• **Short exercise**
Out of the lines below, please list those that hold the string "powoduje".

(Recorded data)
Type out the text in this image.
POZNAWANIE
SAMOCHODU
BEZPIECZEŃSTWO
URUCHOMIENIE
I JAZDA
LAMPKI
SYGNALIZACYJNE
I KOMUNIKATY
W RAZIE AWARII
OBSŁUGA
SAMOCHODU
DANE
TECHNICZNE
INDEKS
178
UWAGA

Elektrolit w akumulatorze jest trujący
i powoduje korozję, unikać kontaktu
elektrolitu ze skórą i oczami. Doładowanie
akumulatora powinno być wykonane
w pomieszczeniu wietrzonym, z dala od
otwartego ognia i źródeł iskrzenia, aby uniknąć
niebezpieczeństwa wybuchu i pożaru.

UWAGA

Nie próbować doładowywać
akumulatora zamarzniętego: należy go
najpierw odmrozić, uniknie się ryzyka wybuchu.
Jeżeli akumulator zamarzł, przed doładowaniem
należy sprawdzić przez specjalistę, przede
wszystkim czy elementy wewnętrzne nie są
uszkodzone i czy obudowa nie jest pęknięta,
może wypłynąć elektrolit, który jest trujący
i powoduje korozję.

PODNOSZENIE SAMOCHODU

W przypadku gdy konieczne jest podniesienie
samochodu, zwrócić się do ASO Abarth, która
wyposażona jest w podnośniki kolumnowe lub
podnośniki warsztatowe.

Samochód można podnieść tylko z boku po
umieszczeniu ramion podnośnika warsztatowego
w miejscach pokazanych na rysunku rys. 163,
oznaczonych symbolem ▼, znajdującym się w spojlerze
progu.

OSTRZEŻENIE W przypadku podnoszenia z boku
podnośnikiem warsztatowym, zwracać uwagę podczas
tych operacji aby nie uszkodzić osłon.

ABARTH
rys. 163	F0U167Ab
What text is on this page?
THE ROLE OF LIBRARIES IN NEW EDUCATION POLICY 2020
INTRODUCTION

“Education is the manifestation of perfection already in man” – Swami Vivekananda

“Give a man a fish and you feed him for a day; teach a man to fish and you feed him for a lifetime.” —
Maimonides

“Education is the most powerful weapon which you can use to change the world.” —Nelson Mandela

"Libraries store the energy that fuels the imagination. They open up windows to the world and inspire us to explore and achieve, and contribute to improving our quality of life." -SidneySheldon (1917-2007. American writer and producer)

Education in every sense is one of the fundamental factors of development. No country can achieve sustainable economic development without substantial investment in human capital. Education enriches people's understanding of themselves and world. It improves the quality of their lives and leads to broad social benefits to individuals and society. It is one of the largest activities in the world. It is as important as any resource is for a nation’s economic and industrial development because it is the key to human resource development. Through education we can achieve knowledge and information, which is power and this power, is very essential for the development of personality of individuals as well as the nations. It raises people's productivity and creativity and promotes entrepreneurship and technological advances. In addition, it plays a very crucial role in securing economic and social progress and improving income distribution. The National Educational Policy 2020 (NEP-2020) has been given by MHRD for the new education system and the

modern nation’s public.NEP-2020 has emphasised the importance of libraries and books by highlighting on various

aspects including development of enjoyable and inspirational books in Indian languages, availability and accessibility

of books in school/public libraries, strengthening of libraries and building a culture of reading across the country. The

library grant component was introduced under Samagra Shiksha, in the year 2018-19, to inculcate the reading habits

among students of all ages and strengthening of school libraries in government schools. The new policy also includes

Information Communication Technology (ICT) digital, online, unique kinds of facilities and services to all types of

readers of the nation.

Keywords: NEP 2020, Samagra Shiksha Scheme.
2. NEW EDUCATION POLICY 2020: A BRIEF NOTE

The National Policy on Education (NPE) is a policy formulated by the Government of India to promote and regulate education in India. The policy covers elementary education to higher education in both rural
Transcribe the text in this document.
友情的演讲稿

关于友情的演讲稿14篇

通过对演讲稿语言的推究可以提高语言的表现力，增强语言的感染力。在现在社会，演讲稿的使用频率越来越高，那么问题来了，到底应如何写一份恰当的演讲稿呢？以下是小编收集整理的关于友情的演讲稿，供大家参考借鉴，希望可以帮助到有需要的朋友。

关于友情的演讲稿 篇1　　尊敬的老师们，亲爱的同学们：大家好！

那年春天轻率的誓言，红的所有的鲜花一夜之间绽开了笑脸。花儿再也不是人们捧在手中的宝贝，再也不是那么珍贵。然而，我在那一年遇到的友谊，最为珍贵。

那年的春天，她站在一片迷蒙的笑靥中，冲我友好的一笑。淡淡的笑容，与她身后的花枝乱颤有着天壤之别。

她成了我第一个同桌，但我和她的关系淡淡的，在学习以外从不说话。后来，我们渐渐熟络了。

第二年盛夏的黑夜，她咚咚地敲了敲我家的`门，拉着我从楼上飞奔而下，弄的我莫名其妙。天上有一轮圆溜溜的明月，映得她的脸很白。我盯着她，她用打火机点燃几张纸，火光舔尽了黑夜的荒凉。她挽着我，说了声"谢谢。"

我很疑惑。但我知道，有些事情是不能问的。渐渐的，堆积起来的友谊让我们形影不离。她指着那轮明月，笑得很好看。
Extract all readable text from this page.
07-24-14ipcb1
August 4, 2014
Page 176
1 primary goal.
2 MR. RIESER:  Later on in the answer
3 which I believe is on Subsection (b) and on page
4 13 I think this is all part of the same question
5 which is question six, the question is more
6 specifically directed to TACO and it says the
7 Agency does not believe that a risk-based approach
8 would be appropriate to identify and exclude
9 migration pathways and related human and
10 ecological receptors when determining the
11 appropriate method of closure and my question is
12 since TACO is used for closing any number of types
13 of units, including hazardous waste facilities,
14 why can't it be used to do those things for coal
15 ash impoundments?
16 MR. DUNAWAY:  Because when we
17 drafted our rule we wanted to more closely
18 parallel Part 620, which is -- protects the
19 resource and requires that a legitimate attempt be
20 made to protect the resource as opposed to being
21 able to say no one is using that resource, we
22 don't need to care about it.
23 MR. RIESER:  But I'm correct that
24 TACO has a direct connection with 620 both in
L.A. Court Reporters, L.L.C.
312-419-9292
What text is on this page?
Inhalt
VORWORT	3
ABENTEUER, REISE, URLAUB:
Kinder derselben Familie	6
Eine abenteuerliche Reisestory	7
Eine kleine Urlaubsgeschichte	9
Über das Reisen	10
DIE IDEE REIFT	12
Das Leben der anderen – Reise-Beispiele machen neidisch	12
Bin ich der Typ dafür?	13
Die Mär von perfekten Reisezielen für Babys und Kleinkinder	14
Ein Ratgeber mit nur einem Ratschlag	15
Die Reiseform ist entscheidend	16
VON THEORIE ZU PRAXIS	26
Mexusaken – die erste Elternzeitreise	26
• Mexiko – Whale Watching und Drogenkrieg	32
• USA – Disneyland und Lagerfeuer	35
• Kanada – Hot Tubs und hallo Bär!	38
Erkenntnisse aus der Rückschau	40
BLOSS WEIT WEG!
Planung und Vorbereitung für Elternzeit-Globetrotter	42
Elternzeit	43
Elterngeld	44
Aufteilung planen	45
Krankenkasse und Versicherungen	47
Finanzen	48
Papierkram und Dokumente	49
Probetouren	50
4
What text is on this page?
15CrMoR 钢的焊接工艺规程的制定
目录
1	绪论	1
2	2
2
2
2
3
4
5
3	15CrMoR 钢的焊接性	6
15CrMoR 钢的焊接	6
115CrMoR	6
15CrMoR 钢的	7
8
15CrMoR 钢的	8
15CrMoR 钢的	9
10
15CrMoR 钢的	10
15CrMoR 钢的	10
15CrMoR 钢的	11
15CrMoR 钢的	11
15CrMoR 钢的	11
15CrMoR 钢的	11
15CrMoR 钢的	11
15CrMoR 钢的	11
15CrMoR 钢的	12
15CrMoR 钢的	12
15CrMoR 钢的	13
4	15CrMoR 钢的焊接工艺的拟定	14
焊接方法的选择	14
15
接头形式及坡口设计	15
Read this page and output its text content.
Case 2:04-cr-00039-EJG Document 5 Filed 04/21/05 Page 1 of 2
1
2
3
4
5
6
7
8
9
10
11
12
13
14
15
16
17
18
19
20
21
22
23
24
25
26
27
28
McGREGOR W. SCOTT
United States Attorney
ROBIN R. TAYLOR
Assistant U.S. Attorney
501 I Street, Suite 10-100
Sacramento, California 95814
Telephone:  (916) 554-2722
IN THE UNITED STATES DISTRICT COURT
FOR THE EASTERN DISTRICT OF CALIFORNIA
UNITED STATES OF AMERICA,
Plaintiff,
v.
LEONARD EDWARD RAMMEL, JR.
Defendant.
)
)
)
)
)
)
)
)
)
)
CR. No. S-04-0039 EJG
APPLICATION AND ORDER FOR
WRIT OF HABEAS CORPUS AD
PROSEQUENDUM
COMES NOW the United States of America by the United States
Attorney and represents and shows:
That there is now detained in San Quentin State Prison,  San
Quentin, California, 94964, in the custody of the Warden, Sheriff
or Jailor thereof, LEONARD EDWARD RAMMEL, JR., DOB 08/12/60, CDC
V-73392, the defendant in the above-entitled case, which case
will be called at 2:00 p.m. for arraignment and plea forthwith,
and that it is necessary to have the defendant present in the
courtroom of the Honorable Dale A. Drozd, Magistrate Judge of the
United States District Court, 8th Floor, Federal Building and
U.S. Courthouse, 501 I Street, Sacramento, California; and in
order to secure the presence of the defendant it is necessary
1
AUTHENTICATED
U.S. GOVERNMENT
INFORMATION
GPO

• **Exercise result**
i powoduje korozję, unikać kontaktu
i powoduje korozję.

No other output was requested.